(Data entries)

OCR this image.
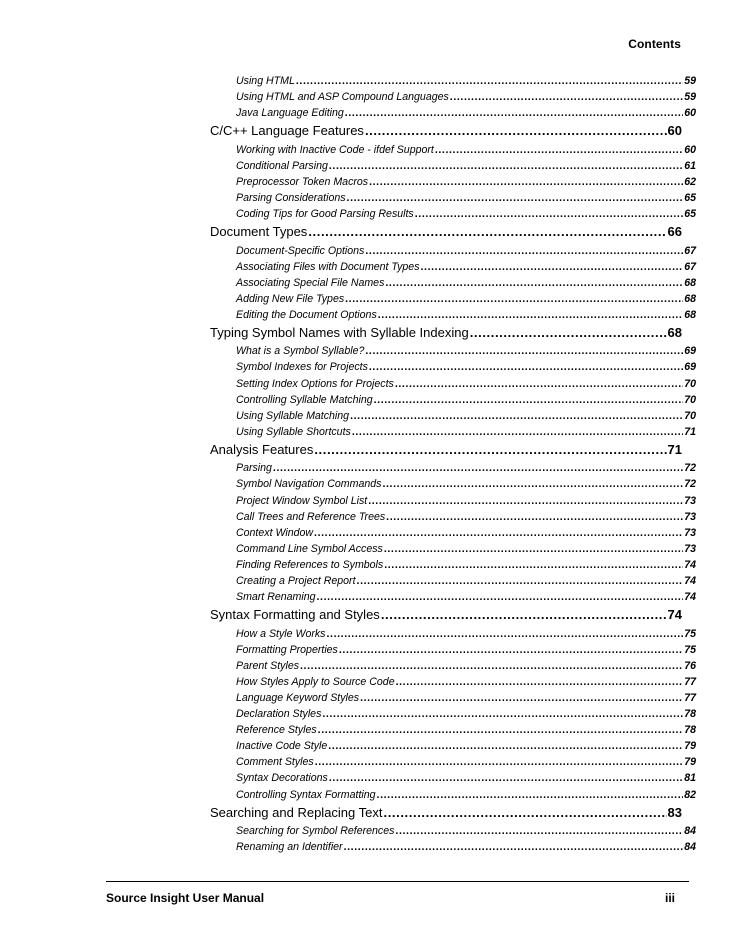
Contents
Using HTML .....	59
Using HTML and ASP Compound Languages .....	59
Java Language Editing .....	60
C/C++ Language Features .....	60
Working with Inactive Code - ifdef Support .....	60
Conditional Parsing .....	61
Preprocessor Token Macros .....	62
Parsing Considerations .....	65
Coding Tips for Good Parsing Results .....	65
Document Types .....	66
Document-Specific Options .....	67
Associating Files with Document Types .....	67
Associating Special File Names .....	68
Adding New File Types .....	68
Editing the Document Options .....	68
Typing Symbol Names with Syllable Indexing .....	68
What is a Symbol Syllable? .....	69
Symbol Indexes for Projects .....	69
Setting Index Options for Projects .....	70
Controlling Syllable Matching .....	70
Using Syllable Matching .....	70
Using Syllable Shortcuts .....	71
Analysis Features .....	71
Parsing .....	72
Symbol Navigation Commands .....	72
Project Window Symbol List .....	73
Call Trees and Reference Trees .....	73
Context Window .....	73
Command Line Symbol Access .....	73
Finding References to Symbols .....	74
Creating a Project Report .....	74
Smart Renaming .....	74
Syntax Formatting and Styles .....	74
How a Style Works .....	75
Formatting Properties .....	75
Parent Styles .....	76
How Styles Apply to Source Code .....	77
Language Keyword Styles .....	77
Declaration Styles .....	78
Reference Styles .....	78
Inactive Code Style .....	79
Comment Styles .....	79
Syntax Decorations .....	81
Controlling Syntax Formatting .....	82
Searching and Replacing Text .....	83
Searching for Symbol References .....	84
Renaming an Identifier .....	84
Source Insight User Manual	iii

_WORK INSTRUCTIONS_
Find the word "Editing" in the records and pull out each line that has it.

_WORKED ANSWER_
Java Language Editing .....	60
Editing the Document Options .....	68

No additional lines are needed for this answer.